Stated goal:
Reproduce the records from the very start through the line that contains "sidebar-item-label: 備註 bbox=[62, 108, 89, 124]", including that line, with nothing changed and nothing added.

Records:
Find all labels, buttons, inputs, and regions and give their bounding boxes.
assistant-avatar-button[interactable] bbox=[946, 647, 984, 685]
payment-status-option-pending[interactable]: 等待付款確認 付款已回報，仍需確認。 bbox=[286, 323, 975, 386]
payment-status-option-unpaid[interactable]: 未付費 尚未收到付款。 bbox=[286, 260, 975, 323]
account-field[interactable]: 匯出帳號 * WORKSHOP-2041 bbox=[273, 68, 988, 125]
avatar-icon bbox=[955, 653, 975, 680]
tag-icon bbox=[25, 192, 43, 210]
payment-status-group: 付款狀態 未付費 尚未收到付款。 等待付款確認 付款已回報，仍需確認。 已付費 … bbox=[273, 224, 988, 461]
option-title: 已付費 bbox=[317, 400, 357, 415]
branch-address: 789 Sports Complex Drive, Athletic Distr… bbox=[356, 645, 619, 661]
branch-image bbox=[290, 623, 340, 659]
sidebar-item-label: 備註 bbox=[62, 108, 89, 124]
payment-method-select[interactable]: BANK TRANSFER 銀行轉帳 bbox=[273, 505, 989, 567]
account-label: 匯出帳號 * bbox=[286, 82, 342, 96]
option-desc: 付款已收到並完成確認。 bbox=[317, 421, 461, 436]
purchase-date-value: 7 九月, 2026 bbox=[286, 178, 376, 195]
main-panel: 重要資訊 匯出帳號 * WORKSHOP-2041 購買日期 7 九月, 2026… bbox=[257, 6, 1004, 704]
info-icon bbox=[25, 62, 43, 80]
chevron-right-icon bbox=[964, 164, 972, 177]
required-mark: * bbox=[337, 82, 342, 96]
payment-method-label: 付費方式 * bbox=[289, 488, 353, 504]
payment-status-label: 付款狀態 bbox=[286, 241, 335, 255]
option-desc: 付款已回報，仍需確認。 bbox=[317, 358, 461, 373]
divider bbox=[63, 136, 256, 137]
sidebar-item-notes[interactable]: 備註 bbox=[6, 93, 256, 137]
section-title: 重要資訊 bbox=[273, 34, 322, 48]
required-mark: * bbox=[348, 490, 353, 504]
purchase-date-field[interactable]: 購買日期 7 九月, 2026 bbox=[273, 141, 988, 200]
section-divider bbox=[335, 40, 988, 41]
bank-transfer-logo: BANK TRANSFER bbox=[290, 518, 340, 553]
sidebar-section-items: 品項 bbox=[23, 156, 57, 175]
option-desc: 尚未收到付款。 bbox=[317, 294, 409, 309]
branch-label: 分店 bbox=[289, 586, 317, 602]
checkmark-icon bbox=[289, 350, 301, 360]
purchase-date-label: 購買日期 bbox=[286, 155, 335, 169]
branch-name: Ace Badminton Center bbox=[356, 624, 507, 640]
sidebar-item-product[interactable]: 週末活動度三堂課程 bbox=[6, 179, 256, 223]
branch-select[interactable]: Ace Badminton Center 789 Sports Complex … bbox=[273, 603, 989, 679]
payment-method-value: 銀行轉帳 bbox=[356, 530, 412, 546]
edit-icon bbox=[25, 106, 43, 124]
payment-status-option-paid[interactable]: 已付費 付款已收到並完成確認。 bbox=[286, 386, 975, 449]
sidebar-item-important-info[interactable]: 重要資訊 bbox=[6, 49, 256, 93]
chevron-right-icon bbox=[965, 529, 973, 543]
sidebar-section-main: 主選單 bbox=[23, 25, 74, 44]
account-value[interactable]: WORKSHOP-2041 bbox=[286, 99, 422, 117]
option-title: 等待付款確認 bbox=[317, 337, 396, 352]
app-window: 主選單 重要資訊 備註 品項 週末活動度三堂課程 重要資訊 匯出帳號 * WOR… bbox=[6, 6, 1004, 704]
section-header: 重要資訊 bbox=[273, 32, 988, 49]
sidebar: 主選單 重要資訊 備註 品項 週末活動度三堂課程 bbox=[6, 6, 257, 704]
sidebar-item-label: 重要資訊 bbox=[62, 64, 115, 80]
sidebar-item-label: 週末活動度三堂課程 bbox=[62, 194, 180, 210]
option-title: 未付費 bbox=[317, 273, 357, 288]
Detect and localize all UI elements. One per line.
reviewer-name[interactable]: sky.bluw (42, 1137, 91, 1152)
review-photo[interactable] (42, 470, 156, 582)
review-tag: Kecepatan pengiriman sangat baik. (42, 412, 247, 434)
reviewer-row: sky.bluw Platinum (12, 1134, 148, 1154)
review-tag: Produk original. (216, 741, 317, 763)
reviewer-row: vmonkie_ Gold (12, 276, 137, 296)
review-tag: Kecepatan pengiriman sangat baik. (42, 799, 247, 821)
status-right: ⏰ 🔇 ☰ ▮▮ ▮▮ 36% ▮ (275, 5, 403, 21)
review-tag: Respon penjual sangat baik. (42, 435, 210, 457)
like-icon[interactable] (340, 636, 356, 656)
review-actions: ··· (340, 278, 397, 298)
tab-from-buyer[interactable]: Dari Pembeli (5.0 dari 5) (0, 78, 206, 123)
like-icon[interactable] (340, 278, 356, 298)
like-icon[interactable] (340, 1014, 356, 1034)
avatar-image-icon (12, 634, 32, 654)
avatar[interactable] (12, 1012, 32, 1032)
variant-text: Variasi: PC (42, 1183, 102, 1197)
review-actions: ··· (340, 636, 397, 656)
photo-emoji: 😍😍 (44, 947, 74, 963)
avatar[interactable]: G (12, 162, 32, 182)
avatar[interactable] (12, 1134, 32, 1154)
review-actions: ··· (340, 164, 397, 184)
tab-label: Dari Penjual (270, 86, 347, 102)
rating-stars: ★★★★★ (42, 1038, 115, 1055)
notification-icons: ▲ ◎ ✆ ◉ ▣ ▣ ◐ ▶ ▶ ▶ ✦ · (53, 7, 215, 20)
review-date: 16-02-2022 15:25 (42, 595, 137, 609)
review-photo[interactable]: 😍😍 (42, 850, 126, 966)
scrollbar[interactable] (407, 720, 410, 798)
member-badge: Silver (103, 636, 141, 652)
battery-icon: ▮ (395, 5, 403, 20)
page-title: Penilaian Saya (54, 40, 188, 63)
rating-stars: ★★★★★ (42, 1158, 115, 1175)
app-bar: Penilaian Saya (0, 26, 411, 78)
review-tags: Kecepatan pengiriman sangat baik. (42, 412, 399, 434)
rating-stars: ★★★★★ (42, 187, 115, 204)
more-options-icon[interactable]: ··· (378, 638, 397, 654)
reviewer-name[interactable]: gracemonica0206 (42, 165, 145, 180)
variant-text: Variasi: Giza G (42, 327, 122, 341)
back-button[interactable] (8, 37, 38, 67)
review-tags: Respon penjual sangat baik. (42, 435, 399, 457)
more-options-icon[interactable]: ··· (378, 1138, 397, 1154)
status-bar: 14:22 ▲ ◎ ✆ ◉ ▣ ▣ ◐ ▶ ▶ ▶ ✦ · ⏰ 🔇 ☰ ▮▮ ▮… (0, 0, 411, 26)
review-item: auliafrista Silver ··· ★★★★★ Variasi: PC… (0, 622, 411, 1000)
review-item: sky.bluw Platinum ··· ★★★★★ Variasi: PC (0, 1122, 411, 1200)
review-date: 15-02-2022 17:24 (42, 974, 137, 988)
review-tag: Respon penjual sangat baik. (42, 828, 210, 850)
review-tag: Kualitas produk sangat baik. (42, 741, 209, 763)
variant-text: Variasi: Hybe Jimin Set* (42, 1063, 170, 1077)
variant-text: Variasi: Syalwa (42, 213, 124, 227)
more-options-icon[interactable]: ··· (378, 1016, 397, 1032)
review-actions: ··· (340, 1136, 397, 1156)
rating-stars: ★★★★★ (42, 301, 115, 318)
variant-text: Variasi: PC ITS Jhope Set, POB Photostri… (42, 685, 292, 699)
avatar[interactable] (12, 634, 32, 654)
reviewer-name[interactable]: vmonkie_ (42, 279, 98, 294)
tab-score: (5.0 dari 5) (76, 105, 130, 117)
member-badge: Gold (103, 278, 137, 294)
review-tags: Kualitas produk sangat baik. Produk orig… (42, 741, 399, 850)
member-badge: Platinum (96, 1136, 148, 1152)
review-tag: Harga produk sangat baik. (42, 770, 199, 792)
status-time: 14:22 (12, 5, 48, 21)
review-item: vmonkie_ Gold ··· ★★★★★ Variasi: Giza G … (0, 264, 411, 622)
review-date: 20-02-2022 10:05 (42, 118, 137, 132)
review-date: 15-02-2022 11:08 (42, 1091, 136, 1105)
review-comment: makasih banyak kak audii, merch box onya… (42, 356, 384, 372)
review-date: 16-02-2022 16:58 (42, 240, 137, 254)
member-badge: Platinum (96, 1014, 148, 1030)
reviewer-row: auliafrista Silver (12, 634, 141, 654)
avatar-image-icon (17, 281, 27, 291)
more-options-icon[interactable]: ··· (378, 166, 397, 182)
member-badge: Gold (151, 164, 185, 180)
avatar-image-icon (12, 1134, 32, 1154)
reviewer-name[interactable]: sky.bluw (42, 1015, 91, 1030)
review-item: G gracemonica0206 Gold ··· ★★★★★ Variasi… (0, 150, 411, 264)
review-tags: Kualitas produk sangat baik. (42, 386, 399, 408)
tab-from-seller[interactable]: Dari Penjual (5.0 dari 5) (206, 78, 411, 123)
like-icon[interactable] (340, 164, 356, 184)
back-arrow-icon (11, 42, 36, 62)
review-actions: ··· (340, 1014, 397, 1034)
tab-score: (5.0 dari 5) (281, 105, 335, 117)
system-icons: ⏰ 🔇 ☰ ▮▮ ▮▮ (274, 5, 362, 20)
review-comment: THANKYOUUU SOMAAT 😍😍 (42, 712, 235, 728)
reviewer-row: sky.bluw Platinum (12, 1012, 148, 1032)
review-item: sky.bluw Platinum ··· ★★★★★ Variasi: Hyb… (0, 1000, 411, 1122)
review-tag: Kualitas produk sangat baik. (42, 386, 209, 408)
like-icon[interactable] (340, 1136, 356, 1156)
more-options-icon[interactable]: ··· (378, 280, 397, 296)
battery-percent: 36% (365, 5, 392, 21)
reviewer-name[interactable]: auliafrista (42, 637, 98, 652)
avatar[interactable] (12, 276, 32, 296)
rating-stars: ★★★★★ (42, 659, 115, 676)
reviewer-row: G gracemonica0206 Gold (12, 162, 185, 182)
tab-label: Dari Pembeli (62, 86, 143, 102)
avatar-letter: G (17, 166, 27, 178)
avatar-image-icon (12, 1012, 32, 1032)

The answer:
Find all labels, buttons, inputs, and regions and give their bounding boxes.
assistant-avatar-button[interactable] bbox=[946, 647, 984, 685]
payment-status-option-pending[interactable]: 等待付款確認 付款已回報，仍需確認。 bbox=[286, 323, 975, 386]
payment-status-option-unpaid[interactable]: 未付費 尚未收到付款。 bbox=[286, 260, 975, 323]
account-field[interactable]: 匯出帳號 * WORKSHOP-2041 bbox=[273, 68, 988, 125]
avatar-icon bbox=[955, 653, 975, 680]
tag-icon bbox=[25, 192, 43, 210]
payment-status-group: 付款狀態 未付費 尚未收到付款。 等待付款確認 付款已回報，仍需確認。 已付費 … bbox=[273, 224, 988, 461]
option-title: 已付費 bbox=[317, 400, 357, 415]
branch-address: 789 Sports Complex Drive, Athletic Distr… bbox=[356, 645, 619, 661]
branch-image bbox=[290, 623, 340, 659]
sidebar-item-label: 備註 bbox=[62, 108, 89, 124]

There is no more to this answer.